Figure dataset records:
— Begin —

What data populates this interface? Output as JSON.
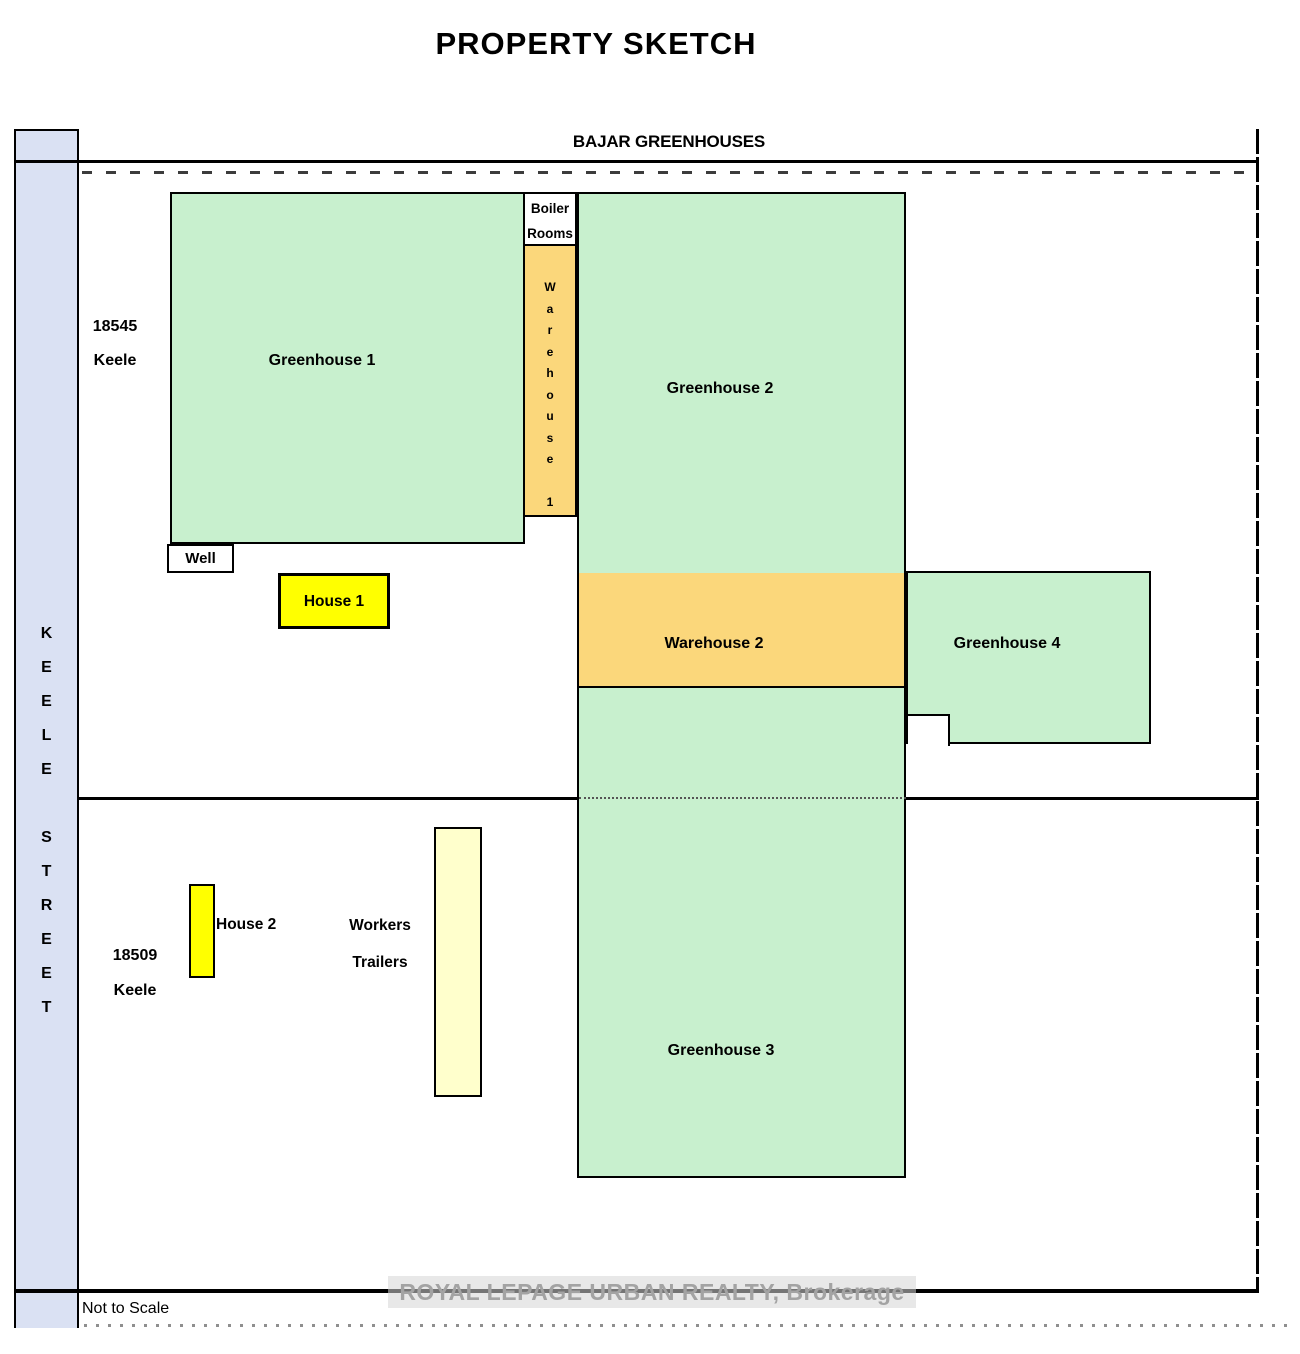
{
  "page": {
    "title": "PROPERTY SKETCH",
    "site_label": "BAJAR GREENHOUSES",
    "not_to_scale": "Not to Scale",
    "watermark": "ROYAL LEPAGE URBAN REALTY, Brokerage"
  },
  "street": {
    "name": "KEELE STREET"
  },
  "addresses": {
    "north": "18545\nKeele",
    "south": "18509\nKeele"
  },
  "buildings": {
    "greenhouse1": {
      "label": "Greenhouse 1"
    },
    "greenhouse2": {
      "label": "Greenhouse 2"
    },
    "greenhouse3": {
      "label": "Greenhouse 3"
    },
    "greenhouse4": {
      "label": "Greenhouse 4"
    },
    "warehouse1": {
      "label": "Warehouse 1"
    },
    "warehouse2": {
      "label": "Warehouse 2"
    },
    "boiler_rooms": {
      "label": "Boiler\nRooms"
    },
    "well": {
      "label": "Well"
    },
    "house1": {
      "label": "House 1"
    },
    "house2": {
      "label": "House 2"
    },
    "workers_trailers": {
      "label": "Workers\nTrailers"
    }
  },
  "colors": {
    "greenhouse_fill": "#c8f0ce",
    "warehouse_fill": "#fbd77b",
    "house_fill": "#ffff00",
    "trailer_fill": "#ffffcc",
    "street_band_fill": "#dae1f3",
    "boundary": "#000000"
  }
}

— End —

-- Set task --
Leave out the pictures, and give all the records again exactly.

-- Reply --
What data populates this interface? Output as JSON.
{
  "page": {
    "title": "PROPERTY SKETCH",
    "site_label": "BAJAR GREENHOUSES",
    "not_to_scale": "Not to Scale",
    "watermark": "ROYAL LEPAGE URBAN REALTY, Brokerage"
  },
  "street": {
    "name": "KEELE STREET"
  },
  "addresses": {
    "north": "18545\nKeele",
    "south": "18509\nKeele"
  },
  "buildings": {
    "greenhouse1": {
      "label": "Greenhouse 1"
    },
    "greenhouse2": {
      "label": "Greenhouse 2"
    },
    "greenhouse3": {
      "label": "Greenhouse 3"
    },
    "greenhouse4": {
      "label": "Greenhouse 4"
    },
    "warehouse1": {
      "label": "Warehouse 1"
    },
    "warehouse2": {
      "label": "Warehouse 2"
    },
    "boiler_rooms": {
      "label": "Boiler\nRooms"
    },
    "well": {
      "label": "Well"
    },
    "house1": {
      "label": "House 1"
    },
    "house2": {
      "label": "House 2"
    },
    "workers_trailers": {
      "label": "Workers\nTrailers"
    }
  },
  "colors": {
    "greenhouse_fill": "#c8f0ce",
    "warehouse_fill": "#fbd77b",
    "house_fill": "#ffff00",
    "trailer_fill": "#ffffcc",
    "street_band_fill": "#dae1f3",
    "boundary": "#000000"
  }
}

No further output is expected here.